-- Start SUPPLIED DATA --
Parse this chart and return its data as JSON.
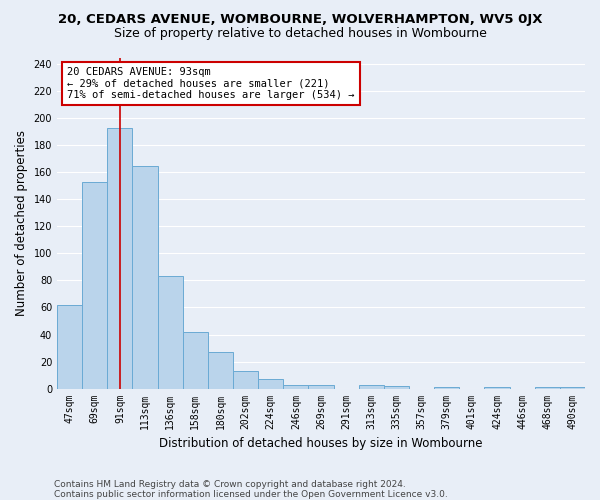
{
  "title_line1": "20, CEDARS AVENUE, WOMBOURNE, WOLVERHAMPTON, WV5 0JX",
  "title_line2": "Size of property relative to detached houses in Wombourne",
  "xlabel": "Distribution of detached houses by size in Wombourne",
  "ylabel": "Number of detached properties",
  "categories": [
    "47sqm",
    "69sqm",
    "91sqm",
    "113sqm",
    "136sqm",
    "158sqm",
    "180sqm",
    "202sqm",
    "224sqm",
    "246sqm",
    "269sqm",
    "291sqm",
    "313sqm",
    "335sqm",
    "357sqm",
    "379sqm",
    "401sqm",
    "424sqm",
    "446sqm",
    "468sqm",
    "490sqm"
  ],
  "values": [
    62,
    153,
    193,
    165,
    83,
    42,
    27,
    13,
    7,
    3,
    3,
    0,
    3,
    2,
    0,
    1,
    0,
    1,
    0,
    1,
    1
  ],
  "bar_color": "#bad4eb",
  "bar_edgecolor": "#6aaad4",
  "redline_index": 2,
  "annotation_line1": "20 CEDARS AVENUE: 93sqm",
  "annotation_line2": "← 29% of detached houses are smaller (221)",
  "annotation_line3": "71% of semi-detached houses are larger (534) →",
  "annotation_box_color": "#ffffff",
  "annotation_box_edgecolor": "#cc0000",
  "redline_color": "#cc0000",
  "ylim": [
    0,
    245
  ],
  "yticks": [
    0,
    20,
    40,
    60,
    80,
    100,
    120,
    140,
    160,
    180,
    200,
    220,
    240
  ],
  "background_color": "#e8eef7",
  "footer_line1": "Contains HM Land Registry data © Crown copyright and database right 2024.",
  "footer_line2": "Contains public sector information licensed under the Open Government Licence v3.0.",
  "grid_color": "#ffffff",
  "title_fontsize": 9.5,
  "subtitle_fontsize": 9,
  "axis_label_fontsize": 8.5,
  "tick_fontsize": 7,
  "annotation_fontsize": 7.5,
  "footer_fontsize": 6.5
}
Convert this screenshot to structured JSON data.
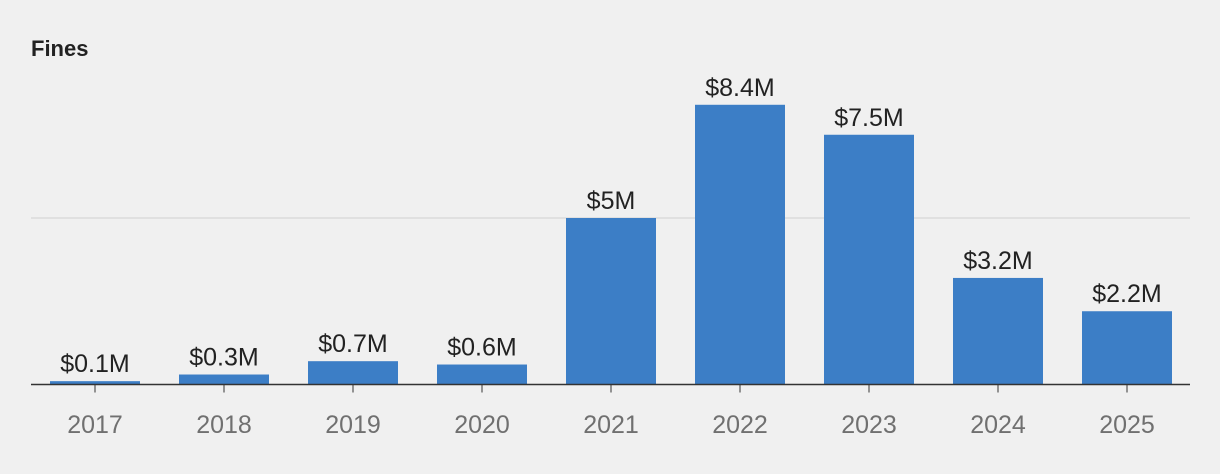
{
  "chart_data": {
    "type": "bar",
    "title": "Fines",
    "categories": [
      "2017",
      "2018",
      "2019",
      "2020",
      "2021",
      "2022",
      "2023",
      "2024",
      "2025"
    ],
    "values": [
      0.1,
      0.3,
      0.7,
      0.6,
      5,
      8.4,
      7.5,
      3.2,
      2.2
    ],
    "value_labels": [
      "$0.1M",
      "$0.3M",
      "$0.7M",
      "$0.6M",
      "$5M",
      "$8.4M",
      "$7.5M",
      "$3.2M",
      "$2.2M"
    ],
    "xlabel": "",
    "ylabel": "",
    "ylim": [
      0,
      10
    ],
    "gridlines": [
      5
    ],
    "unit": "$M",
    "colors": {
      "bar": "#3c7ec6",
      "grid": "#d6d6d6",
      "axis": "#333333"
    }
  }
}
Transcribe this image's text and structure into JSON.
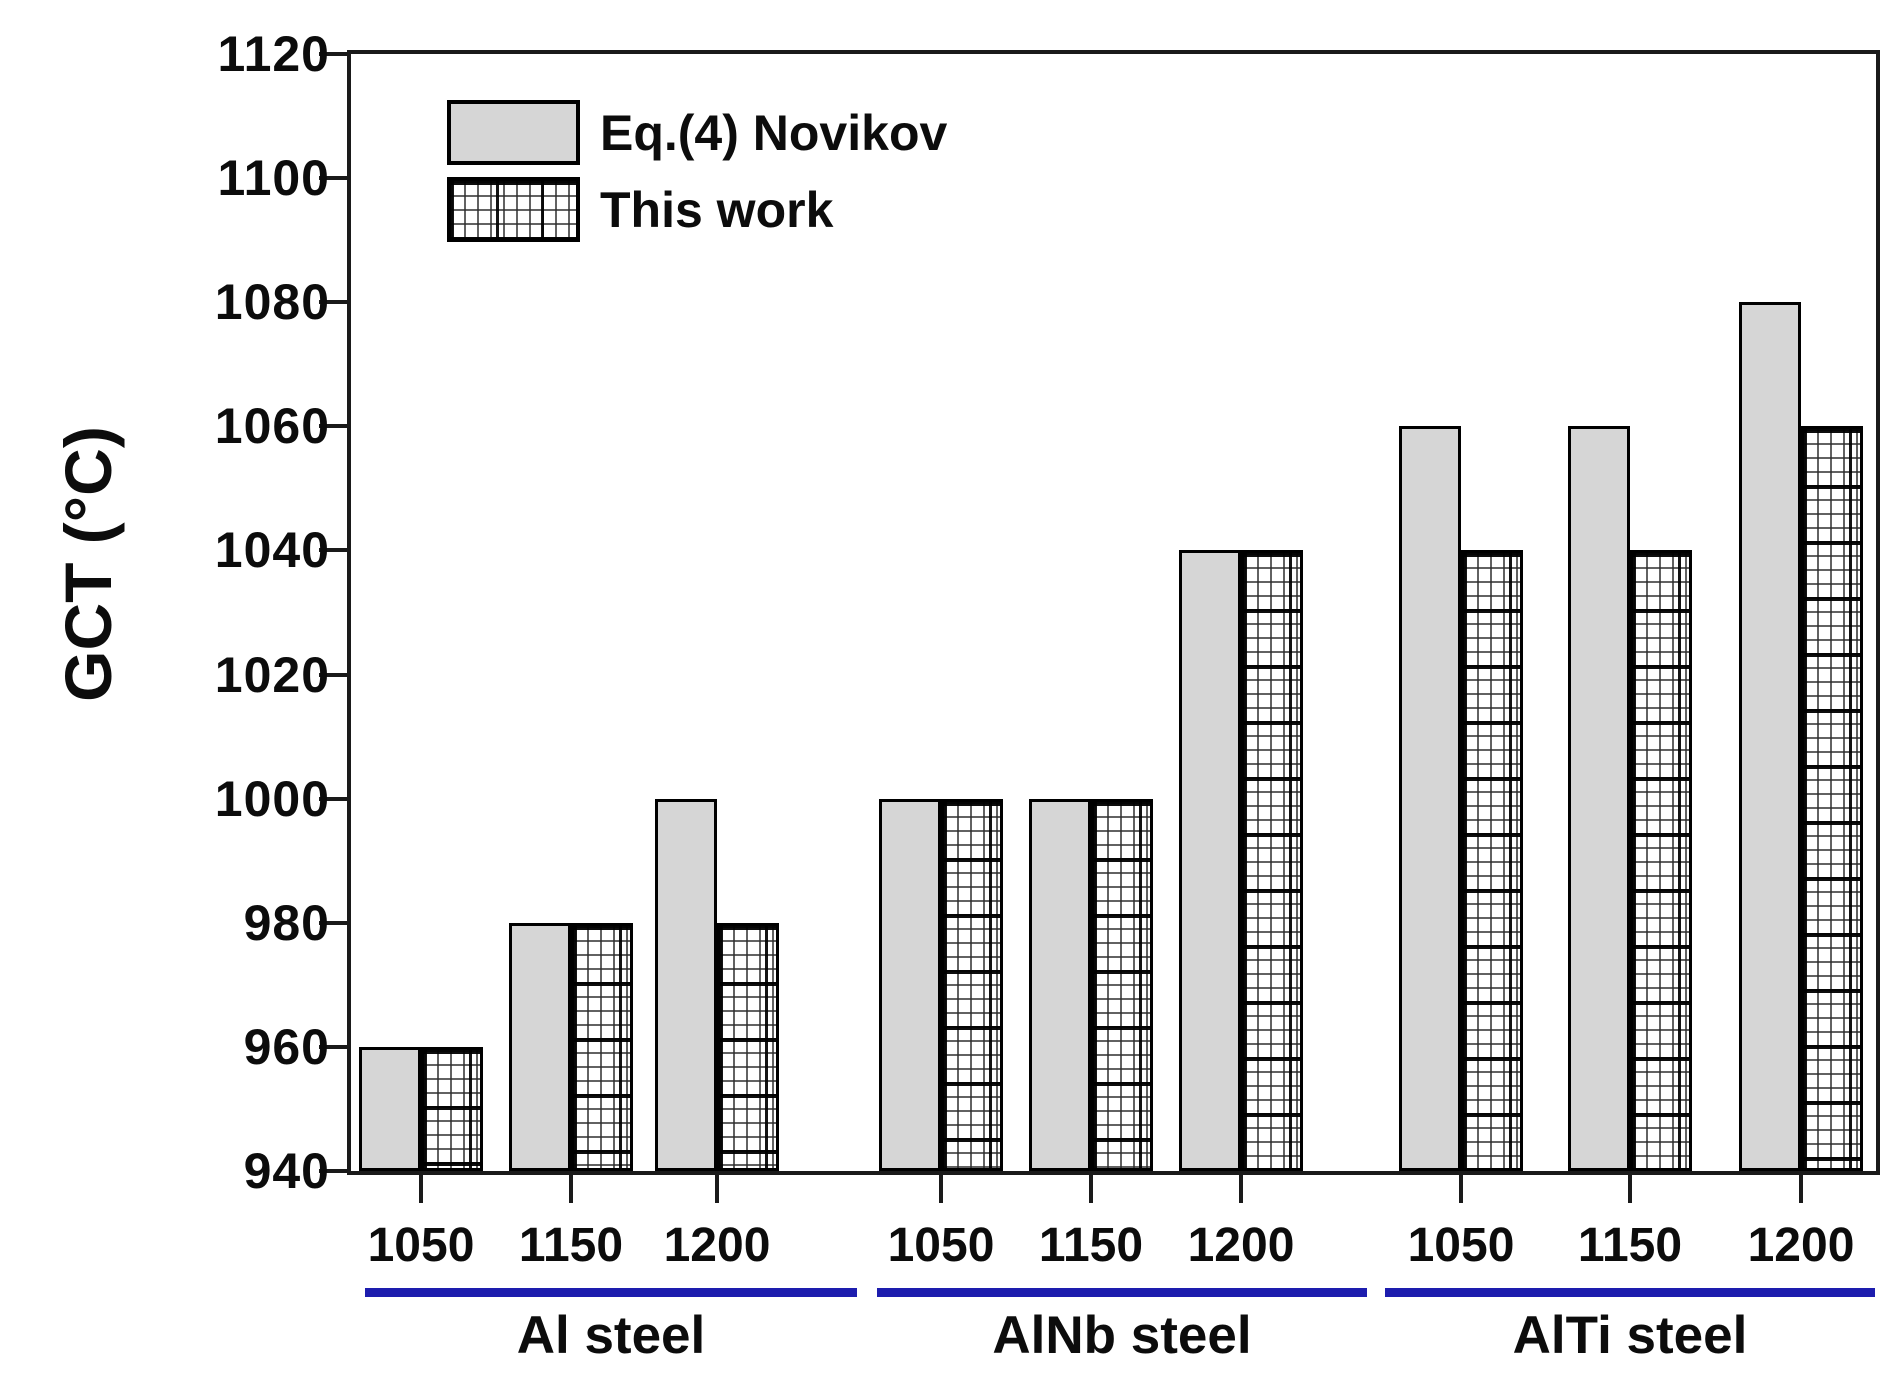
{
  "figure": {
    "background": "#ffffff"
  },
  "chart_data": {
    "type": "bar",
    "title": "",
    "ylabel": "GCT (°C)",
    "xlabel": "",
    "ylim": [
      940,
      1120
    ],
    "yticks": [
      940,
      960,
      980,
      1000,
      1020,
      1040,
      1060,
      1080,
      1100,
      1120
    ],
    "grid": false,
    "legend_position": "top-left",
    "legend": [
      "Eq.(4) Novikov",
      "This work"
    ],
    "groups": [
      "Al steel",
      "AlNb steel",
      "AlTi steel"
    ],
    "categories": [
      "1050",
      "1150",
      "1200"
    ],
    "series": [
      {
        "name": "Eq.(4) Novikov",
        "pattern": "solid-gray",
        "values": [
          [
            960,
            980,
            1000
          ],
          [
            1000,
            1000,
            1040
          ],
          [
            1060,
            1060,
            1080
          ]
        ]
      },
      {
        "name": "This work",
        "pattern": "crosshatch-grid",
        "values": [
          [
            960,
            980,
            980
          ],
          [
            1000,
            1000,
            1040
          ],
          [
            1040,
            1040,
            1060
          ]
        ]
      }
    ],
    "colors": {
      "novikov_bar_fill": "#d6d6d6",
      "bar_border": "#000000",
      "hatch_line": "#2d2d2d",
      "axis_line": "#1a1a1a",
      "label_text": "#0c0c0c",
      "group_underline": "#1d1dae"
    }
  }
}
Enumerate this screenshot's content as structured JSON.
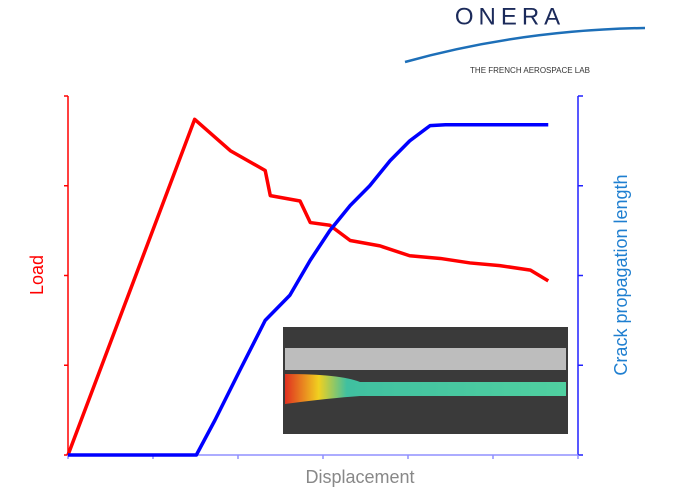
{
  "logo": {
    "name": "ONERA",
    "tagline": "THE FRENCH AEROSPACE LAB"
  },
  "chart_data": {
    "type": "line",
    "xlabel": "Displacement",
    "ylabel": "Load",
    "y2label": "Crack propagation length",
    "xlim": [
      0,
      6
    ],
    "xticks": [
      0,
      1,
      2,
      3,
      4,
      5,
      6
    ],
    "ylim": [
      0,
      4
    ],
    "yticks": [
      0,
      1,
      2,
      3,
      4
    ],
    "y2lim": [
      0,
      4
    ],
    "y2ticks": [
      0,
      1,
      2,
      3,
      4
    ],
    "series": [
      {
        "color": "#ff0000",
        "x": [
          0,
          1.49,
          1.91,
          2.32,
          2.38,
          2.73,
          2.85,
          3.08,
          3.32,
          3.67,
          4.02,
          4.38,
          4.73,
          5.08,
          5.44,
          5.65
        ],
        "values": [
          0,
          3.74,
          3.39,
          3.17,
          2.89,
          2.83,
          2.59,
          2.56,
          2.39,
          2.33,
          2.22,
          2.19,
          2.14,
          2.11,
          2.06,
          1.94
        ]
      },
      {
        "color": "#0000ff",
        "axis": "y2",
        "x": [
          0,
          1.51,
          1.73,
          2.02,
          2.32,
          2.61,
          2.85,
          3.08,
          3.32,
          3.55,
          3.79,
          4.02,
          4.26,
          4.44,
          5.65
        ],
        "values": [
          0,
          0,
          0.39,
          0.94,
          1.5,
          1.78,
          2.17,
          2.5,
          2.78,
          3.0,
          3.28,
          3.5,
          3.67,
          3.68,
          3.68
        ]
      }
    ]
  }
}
-- End SUPPLIED DATA --
### AIM:
Repeat each entry exactly as given; no pictures belong in the copy.

### SOLUTION TO THE EXERCISE:
Parse this chart and return its data as JSON.
{
  "title_line1": "20, CEDARS AVENUE, WOMBOURNE, WOLVERHAMPTON, WV5 0JX",
  "title_line2": "Size of property relative to detached houses in Wombourne",
  "xlabel": "Distribution of detached houses by size in Wombourne",
  "ylabel": "Number of detached properties",
  "categories": [
    "47sqm",
    "69sqm",
    "91sqm",
    "113sqm",
    "136sqm",
    "158sqm",
    "180sqm",
    "202sqm",
    "224sqm",
    "246sqm",
    "269sqm",
    "291sqm",
    "313sqm",
    "335sqm",
    "357sqm",
    "379sqm",
    "401sqm",
    "424sqm",
    "446sqm",
    "468sqm",
    "490sqm"
  ],
  "values": [
    62,
    153,
    193,
    165,
    83,
    42,
    27,
    13,
    7,
    3,
    3,
    0,
    3,
    2,
    0,
    1,
    0,
    1,
    0,
    1,
    1
  ],
  "bar_color": "#bad4eb",
  "bar_edgecolor": "#6aaad4",
  "redline_index": 2,
  "annotation_line1": "20 CEDARS AVENUE: 93sqm",
  "annotation_line2": "← 29% of detached houses are smaller (221)",
  "annotation_line3": "71% of semi-detached houses are larger (534) →",
  "annotation_box_color": "#ffffff",
  "annotation_box_edgecolor": "#cc0000",
  "redline_color": "#cc0000",
  "ylim": [
    0,
    245
  ],
  "yticks": [
    0,
    20,
    40,
    60,
    80,
    100,
    120,
    140,
    160,
    180,
    200,
    220,
    240
  ],
  "background_color": "#e8eef7",
  "footer_line1": "Contains HM Land Registry data © Crown copyright and database right 2024.",
  "footer_line2": "Contains public sector information licensed under the Open Government Licence v3.0.",
  "grid_color": "#ffffff",
  "title_fontsize": 9.5,
  "subtitle_fontsize": 9,
  "axis_label_fontsize": 8.5,
  "tick_fontsize": 7,
  "annotation_fontsize": 7.5,
  "footer_fontsize": 6.5
}
Convert this screenshot to structured JSON data.
{
  "chart_data": {
    "type": "bar",
    "title": "Fines",
    "categories": [
      "2017",
      "2018",
      "2019",
      "2020",
      "2021",
      "2022",
      "2023",
      "2024",
      "2025"
    ],
    "values": [
      0.1,
      0.3,
      0.7,
      0.6,
      5,
      8.4,
      7.5,
      3.2,
      2.2
    ],
    "value_labels": [
      "$0.1M",
      "$0.3M",
      "$0.7M",
      "$0.6M",
      "$5M",
      "$8.4M",
      "$7.5M",
      "$3.2M",
      "$2.2M"
    ],
    "xlabel": "",
    "ylabel": "",
    "ylim": [
      0,
      10
    ],
    "gridlines": [
      5
    ],
    "unit": "$M",
    "colors": {
      "bar": "#3c7ec6",
      "grid": "#d6d6d6",
      "axis": "#333333"
    }
  }
}
Transcribe this image's text and structure into JSON.
{
  "figure": {
    "background": "#ffffff"
  },
  "chart_data": {
    "type": "bar",
    "title": "",
    "ylabel": "GCT (°C)",
    "xlabel": "",
    "ylim": [
      940,
      1120
    ],
    "yticks": [
      940,
      960,
      980,
      1000,
      1020,
      1040,
      1060,
      1080,
      1100,
      1120
    ],
    "grid": false,
    "legend_position": "top-left",
    "legend": [
      "Eq.(4) Novikov",
      "This work"
    ],
    "groups": [
      "Al steel",
      "AlNb steel",
      "AlTi steel"
    ],
    "categories": [
      "1050",
      "1150",
      "1200"
    ],
    "series": [
      {
        "name": "Eq.(4) Novikov",
        "pattern": "solid-gray",
        "values": [
          [
            960,
            980,
            1000
          ],
          [
            1000,
            1000,
            1040
          ],
          [
            1060,
            1060,
            1080
          ]
        ]
      },
      {
        "name": "This work",
        "pattern": "crosshatch-grid",
        "values": [
          [
            960,
            980,
            980
          ],
          [
            1000,
            1000,
            1040
          ],
          [
            1040,
            1040,
            1060
          ]
        ]
      }
    ],
    "colors": {
      "novikov_bar_fill": "#d6d6d6",
      "bar_border": "#000000",
      "hatch_line": "#2d2d2d",
      "axis_line": "#1a1a1a",
      "label_text": "#0c0c0c",
      "group_underline": "#1d1dae"
    }
  }
}
Enumerate this screenshot's content as structured JSON.
{
  "logo": {
    "name": "ONERA",
    "tagline": "THE FRENCH AEROSPACE LAB"
  },
  "chart_data": {
    "type": "line",
    "xlabel": "Displacement",
    "ylabel": "Load",
    "y2label": "Crack propagation length",
    "xlim": [
      0,
      6
    ],
    "xticks": [
      0,
      1,
      2,
      3,
      4,
      5,
      6
    ],
    "ylim": [
      0,
      4
    ],
    "yticks": [
      0,
      1,
      2,
      3,
      4
    ],
    "y2lim": [
      0,
      4
    ],
    "y2ticks": [
      0,
      1,
      2,
      3,
      4
    ],
    "series": [
      {
        "color": "#ff0000",
        "x": [
          0,
          1.49,
          1.91,
          2.32,
          2.38,
          2.73,
          2.85,
          3.08,
          3.32,
          3.67,
          4.02,
          4.38,
          4.73,
          5.08,
          5.44,
          5.65
        ],
        "values": [
          0,
          3.74,
          3.39,
          3.17,
          2.89,
          2.83,
          2.59,
          2.56,
          2.39,
          2.33,
          2.22,
          2.19,
          2.14,
          2.11,
          2.06,
          1.94
        ]
      },
      {
        "color": "#0000ff",
        "axis": "y2",
        "x": [
          0,
          1.51,
          1.73,
          2.02,
          2.32,
          2.61,
          2.85,
          3.08,
          3.32,
          3.55,
          3.79,
          4.02,
          4.26,
          4.44,
          5.65
        ],
        "values": [
          0,
          0,
          0.39,
          0.94,
          1.5,
          1.78,
          2.17,
          2.5,
          2.78,
          3.0,
          3.28,
          3.5,
          3.67,
          3.68,
          3.68
        ]
      }
    ]
  }
}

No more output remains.